AIM OF THE TASK: Reproduce the records below exactly as given.

** start of DATA ENTRIES **

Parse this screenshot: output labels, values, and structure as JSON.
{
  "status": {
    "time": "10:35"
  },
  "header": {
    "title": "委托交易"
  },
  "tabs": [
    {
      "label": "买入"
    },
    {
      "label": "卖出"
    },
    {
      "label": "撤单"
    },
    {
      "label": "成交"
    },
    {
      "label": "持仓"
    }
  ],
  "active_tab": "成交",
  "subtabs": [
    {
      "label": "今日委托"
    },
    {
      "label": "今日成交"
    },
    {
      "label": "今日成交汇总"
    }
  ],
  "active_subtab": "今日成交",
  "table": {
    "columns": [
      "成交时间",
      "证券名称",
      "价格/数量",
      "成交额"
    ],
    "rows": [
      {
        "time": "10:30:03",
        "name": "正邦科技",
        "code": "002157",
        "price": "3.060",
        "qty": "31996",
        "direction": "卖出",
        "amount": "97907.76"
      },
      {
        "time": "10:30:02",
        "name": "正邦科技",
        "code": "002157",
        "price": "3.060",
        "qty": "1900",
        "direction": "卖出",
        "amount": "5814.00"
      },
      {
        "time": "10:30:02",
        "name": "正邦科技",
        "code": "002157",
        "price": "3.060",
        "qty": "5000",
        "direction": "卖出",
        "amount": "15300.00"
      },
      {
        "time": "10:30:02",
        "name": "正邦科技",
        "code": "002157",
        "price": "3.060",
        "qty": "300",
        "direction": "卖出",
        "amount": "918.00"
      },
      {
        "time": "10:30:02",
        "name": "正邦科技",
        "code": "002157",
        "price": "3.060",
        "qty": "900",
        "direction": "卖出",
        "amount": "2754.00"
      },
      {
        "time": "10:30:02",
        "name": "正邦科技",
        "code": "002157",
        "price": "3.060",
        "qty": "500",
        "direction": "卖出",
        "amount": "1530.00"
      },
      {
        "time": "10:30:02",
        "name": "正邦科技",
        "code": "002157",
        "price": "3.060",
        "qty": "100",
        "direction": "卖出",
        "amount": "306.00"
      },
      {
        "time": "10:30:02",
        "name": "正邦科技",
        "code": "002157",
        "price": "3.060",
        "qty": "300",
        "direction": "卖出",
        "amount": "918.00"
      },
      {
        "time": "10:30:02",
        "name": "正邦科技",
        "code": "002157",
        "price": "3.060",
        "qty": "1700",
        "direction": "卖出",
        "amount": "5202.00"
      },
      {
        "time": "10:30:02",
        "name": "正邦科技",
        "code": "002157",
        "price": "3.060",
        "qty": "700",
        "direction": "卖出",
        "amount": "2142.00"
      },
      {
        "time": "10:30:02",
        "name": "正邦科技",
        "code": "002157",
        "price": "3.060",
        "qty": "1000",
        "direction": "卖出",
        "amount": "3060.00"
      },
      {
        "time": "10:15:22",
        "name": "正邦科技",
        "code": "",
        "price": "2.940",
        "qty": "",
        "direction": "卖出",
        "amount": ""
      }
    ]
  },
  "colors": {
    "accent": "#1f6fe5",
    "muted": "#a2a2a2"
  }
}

** end of DATA ENTRIES **

SOLUTION TO THE PROBLEM:
Parse this screenshot: output labels, values, and structure as JSON.
{
  "status": {
    "time": "10:35"
  },
  "header": {
    "title": "委托交易"
  },
  "tabs": [
    {
      "label": "买入"
    },
    {
      "label": "卖出"
    },
    {
      "label": "撤单"
    },
    {
      "label": "成交"
    },
    {
      "label": "持仓"
    }
  ],
  "active_tab": "成交",
  "subtabs": [
    {
      "label": "今日委托"
    },
    {
      "label": "今日成交"
    },
    {
      "label": "今日成交汇总"
    }
  ],
  "active_subtab": "今日成交",
  "table": {
    "columns": [
      "成交时间",
      "证券名称",
      "价格/数量",
      "成交额"
    ],
    "rows": [
      {
        "time": "10:30:03",
        "name": "正邦科技",
        "code": "002157",
        "price": "3.060",
        "qty": "31996",
        "direction": "卖出",
        "amount": "97907.76"
      },
      {
        "time": "10:30:02",
        "name": "正邦科技",
        "code": "002157",
        "price": "3.060",
        "qty": "1900",
        "direction": "卖出",
        "amount": "5814.00"
      },
      {
        "time": "10:30:02",
        "name": "正邦科技",
        "code": "002157",
        "price": "3.060",
        "qty": "5000",
        "direction": "卖出",
        "amount": "15300.00"
      },
      {
        "time": "10:30:02",
        "name": "正邦科技",
        "code": "002157",
        "price": "3.060",
        "qty": "300",
        "direction": "卖出",
        "amount": "918.00"
      },
      {
        "time": "10:30:02",
        "name": "正邦科技",
        "code": "002157",
        "price": "3.060",
        "qty": "900",
        "direction": "卖出",
        "amount": "2754.00"
      },
      {
        "time": "10:30:02",
        "name": "正邦科技",
        "code": "002157",
        "price": "3.060",
        "qty": "500",
        "direction": "卖出",
        "amount": "1530.00"
      },
      {
        "time": "10:30:02",
        "name": "正邦科技",
        "code": "002157",
        "price": "3.060",
        "qty": "100",
        "direction": "卖出",
        "amount": "306.00"
      },
      {
        "time": "10:30:02",
        "name": "正邦科技",
        "code": "002157",
        "price": "3.060",
        "qty": "300",
        "direction": "卖出",
        "amount": "918.00"
      },
      {
        "time": "10:30:02",
        "name": "正邦科技",
        "code": "002157",
        "price": "3.060",
        "qty": "1700",
        "direction": "卖出",
        "amount": "5202.00"
      },
      {
        "time": "10:30:02",
        "name": "正邦科技",
        "code": "002157",
        "price": "3.060",
        "qty": "700",
        "direction": "卖出",
        "amount": "2142.00"
      },
      {
        "time": "10:30:02",
        "name": "正邦科技",
        "code": "002157",
        "price": "3.060",
        "qty": "1000",
        "direction": "卖出",
        "amount": "3060.00"
      },
      {
        "time": "10:15:22",
        "name": "正邦科技",
        "code": "",
        "price": "2.940",
        "qty": "",
        "direction": "卖出",
        "amount": ""
      }
    ]
  },
  "colors": {
    "accent": "#1f6fe5",
    "muted": "#a2a2a2"
  }
}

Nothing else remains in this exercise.